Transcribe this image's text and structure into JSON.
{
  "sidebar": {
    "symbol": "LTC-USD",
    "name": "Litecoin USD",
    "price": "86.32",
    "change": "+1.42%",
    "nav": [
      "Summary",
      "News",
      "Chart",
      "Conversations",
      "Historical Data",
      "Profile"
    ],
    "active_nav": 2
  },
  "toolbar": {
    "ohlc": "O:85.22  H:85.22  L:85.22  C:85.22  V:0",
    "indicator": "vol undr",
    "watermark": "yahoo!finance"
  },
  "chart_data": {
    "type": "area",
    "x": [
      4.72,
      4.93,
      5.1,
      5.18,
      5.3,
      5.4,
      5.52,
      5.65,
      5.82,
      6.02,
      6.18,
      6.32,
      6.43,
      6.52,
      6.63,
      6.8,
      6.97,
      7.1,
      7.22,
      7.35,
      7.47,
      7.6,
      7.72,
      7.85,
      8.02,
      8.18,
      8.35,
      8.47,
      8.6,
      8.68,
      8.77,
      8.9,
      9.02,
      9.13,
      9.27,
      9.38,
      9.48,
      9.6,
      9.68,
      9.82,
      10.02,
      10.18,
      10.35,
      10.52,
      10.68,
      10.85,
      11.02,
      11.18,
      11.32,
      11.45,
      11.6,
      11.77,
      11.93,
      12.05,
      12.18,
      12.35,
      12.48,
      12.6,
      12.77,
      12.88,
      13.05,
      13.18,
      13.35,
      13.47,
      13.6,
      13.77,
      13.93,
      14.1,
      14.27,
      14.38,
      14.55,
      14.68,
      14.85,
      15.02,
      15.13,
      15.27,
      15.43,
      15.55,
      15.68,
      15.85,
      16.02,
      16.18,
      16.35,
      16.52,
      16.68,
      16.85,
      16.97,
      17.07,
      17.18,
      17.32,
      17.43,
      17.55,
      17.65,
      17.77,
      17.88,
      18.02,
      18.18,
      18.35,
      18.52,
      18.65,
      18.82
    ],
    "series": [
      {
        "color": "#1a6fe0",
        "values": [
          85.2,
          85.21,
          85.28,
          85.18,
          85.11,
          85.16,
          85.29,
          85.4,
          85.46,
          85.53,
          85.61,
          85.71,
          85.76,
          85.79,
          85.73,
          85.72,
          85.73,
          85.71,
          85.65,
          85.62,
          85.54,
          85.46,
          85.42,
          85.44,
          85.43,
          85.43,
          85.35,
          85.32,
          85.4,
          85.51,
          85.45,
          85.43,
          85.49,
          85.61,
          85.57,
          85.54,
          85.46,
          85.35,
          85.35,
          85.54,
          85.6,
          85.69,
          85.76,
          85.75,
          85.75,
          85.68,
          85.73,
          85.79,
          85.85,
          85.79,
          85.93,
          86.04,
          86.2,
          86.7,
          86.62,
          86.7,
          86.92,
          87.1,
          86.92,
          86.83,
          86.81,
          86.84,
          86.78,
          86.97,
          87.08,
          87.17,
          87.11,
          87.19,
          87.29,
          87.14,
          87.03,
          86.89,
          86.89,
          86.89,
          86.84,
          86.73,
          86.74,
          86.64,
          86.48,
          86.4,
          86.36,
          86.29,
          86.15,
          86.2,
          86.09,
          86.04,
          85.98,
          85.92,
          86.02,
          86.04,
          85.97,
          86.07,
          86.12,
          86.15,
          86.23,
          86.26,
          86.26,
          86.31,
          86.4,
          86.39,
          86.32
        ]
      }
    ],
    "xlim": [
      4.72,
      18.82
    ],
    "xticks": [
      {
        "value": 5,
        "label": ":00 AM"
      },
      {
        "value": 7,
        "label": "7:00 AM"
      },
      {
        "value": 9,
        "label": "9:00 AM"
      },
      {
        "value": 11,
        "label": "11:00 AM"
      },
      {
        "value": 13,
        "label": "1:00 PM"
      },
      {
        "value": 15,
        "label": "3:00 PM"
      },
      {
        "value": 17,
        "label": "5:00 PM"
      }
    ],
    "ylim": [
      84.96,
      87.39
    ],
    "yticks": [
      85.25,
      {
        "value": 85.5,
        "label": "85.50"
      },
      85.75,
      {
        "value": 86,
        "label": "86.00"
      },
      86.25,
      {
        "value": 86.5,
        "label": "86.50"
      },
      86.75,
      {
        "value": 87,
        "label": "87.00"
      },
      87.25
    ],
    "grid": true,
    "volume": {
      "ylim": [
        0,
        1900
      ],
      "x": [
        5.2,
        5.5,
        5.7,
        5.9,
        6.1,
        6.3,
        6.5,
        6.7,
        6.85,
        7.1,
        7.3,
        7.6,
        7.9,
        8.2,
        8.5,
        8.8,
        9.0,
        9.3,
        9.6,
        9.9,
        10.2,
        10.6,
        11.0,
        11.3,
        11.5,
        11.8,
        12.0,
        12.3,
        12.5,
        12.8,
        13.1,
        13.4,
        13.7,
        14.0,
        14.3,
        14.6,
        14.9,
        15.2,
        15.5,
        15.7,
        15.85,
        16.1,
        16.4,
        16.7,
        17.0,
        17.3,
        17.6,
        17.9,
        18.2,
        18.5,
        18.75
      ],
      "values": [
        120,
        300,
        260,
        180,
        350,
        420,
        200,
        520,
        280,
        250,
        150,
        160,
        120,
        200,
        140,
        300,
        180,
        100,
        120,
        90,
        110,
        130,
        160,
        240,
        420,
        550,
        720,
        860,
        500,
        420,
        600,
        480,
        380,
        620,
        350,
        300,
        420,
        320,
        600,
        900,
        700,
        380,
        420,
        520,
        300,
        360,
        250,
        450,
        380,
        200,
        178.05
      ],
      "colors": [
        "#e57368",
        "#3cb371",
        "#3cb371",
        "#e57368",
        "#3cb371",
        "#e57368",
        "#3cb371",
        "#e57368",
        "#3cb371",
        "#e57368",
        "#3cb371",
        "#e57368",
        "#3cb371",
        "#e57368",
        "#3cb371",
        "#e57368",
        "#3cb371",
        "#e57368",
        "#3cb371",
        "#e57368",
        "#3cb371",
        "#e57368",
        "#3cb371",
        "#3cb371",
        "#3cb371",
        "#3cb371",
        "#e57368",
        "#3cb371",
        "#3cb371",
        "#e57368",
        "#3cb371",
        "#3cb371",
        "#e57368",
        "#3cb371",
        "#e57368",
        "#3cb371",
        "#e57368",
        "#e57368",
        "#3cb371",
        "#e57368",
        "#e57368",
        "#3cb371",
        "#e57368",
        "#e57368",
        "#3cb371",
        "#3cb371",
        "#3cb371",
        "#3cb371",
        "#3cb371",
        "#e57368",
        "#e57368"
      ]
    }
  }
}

*DIRECTIONS:*
Retype the listing above in full, with no alterations.

*OUTPUT OF THE EXERCISE:*
Transcribe this image's text and structure into JSON.
{
  "sidebar": {
    "symbol": "LTC-USD",
    "name": "Litecoin USD",
    "price": "86.32",
    "change": "+1.42%",
    "nav": [
      "Summary",
      "News",
      "Chart",
      "Conversations",
      "Historical Data",
      "Profile"
    ],
    "active_nav": 2
  },
  "toolbar": {
    "ohlc": "O:85.22  H:85.22  L:85.22  C:85.22  V:0",
    "indicator": "vol undr",
    "watermark": "yahoo!finance"
  },
  "chart_data": {
    "type": "area",
    "x": [
      4.72,
      4.93,
      5.1,
      5.18,
      5.3,
      5.4,
      5.52,
      5.65,
      5.82,
      6.02,
      6.18,
      6.32,
      6.43,
      6.52,
      6.63,
      6.8,
      6.97,
      7.1,
      7.22,
      7.35,
      7.47,
      7.6,
      7.72,
      7.85,
      8.02,
      8.18,
      8.35,
      8.47,
      8.6,
      8.68,
      8.77,
      8.9,
      9.02,
      9.13,
      9.27,
      9.38,
      9.48,
      9.6,
      9.68,
      9.82,
      10.02,
      10.18,
      10.35,
      10.52,
      10.68,
      10.85,
      11.02,
      11.18,
      11.32,
      11.45,
      11.6,
      11.77,
      11.93,
      12.05,
      12.18,
      12.35,
      12.48,
      12.6,
      12.77,
      12.88,
      13.05,
      13.18,
      13.35,
      13.47,
      13.6,
      13.77,
      13.93,
      14.1,
      14.27,
      14.38,
      14.55,
      14.68,
      14.85,
      15.02,
      15.13,
      15.27,
      15.43,
      15.55,
      15.68,
      15.85,
      16.02,
      16.18,
      16.35,
      16.52,
      16.68,
      16.85,
      16.97,
      17.07,
      17.18,
      17.32,
      17.43,
      17.55,
      17.65,
      17.77,
      17.88,
      18.02,
      18.18,
      18.35,
      18.52,
      18.65,
      18.82
    ],
    "series": [
      {
        "color": "#1a6fe0",
        "values": [
          85.2,
          85.21,
          85.28,
          85.18,
          85.11,
          85.16,
          85.29,
          85.4,
          85.46,
          85.53,
          85.61,
          85.71,
          85.76,
          85.79,
          85.73,
          85.72,
          85.73,
          85.71,
          85.65,
          85.62,
          85.54,
          85.46,
          85.42,
          85.44,
          85.43,
          85.43,
          85.35,
          85.32,
          85.4,
          85.51,
          85.45,
          85.43,
          85.49,
          85.61,
          85.57,
          85.54,
          85.46,
          85.35,
          85.35,
          85.54,
          85.6,
          85.69,
          85.76,
          85.75,
          85.75,
          85.68,
          85.73,
          85.79,
          85.85,
          85.79,
          85.93,
          86.04,
          86.2,
          86.7,
          86.62,
          86.7,
          86.92,
          87.1,
          86.92,
          86.83,
          86.81,
          86.84,
          86.78,
          86.97,
          87.08,
          87.17,
          87.11,
          87.19,
          87.29,
          87.14,
          87.03,
          86.89,
          86.89,
          86.89,
          86.84,
          86.73,
          86.74,
          86.64,
          86.48,
          86.4,
          86.36,
          86.29,
          86.15,
          86.2,
          86.09,
          86.04,
          85.98,
          85.92,
          86.02,
          86.04,
          85.97,
          86.07,
          86.12,
          86.15,
          86.23,
          86.26,
          86.26,
          86.31,
          86.4,
          86.39,
          86.32
        ]
      }
    ],
    "xlim": [
      4.72,
      18.82
    ],
    "xticks": [
      {
        "value": 5,
        "label": ":00 AM"
      },
      {
        "value": 7,
        "label": "7:00 AM"
      },
      {
        "value": 9,
        "label": "9:00 AM"
      },
      {
        "value": 11,
        "label": "11:00 AM"
      },
      {
        "value": 13,
        "label": "1:00 PM"
      },
      {
        "value": 15,
        "label": "3:00 PM"
      },
      {
        "value": 17,
        "label": "5:00 PM"
      }
    ],
    "ylim": [
      84.96,
      87.39
    ],
    "yticks": [
      85.25,
      {
        "value": 85.5,
        "label": "85.50"
      },
      85.75,
      {
        "value": 86,
        "label": "86.00"
      },
      86.25,
      {
        "value": 86.5,
        "label": "86.50"
      },
      86.75,
      {
        "value": 87,
        "label": "87.00"
      },
      87.25
    ],
    "grid": true,
    "volume": {
      "ylim": [
        0,
        1900
      ],
      "x": [
        5.2,
        5.5,
        5.7,
        5.9,
        6.1,
        6.3,
        6.5,
        6.7,
        6.85,
        7.1,
        7.3,
        7.6,
        7.9,
        8.2,
        8.5,
        8.8,
        9.0,
        9.3,
        9.6,
        9.9,
        10.2,
        10.6,
        11.0,
        11.3,
        11.5,
        11.8,
        12.0,
        12.3,
        12.5,
        12.8,
        13.1,
        13.4,
        13.7,
        14.0,
        14.3,
        14.6,
        14.9,
        15.2,
        15.5,
        15.7,
        15.85,
        16.1,
        16.4,
        16.7,
        17.0,
        17.3,
        17.6,
        17.9,
        18.2,
        18.5,
        18.75
      ],
      "values": [
        120,
        300,
        260,
        180,
        350,
        420,
        200,
        520,
        280,
        250,
        150,
        160,
        120,
        200,
        140,
        300,
        180,
        100,
        120,
        90,
        110,
        130,
        160,
        240,
        420,
        550,
        720,
        860,
        500,
        420,
        600,
        480,
        380,
        620,
        350,
        300,
        420,
        320,
        600,
        900,
        700,
        380,
        420,
        520,
        300,
        360,
        250,
        450,
        380,
        200,
        178.05
      ],
      "colors": [
        "#e57368",
        "#3cb371",
        "#3cb371",
        "#e57368",
        "#3cb371",
        "#e57368",
        "#3cb371",
        "#e57368",
        "#3cb371",
        "#e57368",
        "#3cb371",
        "#e57368",
        "#3cb371",
        "#e57368",
        "#3cb371",
        "#e57368",
        "#3cb371",
        "#e57368",
        "#3cb371",
        "#e57368",
        "#3cb371",
        "#e57368",
        "#3cb371",
        "#3cb371",
        "#3cb371",
        "#3cb371",
        "#e57368",
        "#3cb371",
        "#3cb371",
        "#e57368",
        "#3cb371",
        "#3cb371",
        "#e57368",
        "#3cb371",
        "#e57368",
        "#3cb371",
        "#e57368",
        "#e57368",
        "#3cb371",
        "#e57368",
        "#e57368",
        "#3cb371",
        "#e57368",
        "#e57368",
        "#3cb371",
        "#3cb371",
        "#3cb371",
        "#3cb371",
        "#3cb371",
        "#e57368",
        "#e57368"
      ]
    }
  }
}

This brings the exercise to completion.